- **Exercise details**
How many lines in this material include the string "Response"? Answer with the number and nothing further.

>> begin Source data

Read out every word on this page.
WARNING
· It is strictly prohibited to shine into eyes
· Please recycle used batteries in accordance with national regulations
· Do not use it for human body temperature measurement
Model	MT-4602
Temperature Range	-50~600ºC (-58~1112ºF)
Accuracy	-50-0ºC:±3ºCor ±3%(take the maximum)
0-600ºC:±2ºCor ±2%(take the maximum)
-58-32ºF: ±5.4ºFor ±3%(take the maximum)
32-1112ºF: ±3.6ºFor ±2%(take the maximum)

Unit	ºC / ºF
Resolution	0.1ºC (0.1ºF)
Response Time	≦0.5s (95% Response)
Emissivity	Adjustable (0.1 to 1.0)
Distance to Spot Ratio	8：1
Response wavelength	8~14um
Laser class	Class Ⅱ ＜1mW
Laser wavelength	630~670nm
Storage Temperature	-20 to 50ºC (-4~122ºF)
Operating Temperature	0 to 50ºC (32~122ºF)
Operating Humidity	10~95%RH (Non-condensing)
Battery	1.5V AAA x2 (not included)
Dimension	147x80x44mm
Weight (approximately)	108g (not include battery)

>> end Source data
>> begin Source data

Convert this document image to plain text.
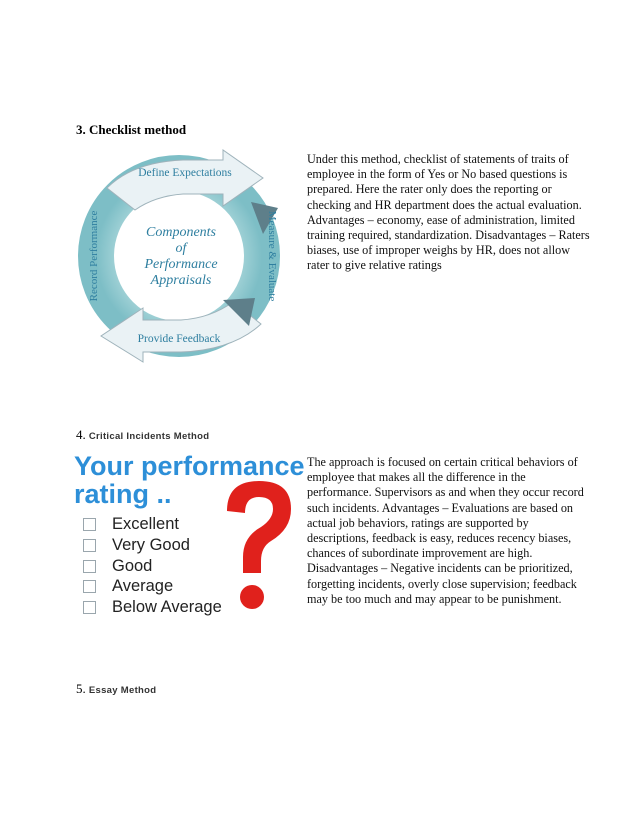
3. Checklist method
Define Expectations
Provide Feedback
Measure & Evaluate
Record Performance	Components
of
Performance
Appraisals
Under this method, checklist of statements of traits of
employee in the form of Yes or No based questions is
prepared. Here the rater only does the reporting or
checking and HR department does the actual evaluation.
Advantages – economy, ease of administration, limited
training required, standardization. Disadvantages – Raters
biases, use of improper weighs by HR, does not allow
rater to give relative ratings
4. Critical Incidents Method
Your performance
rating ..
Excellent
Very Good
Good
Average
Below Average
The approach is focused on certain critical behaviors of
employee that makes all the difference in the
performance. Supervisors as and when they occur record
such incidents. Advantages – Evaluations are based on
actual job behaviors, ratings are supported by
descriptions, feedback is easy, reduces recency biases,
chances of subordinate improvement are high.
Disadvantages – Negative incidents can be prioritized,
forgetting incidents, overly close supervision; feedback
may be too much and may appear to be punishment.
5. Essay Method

>> end Source data

- **Exercise output**
2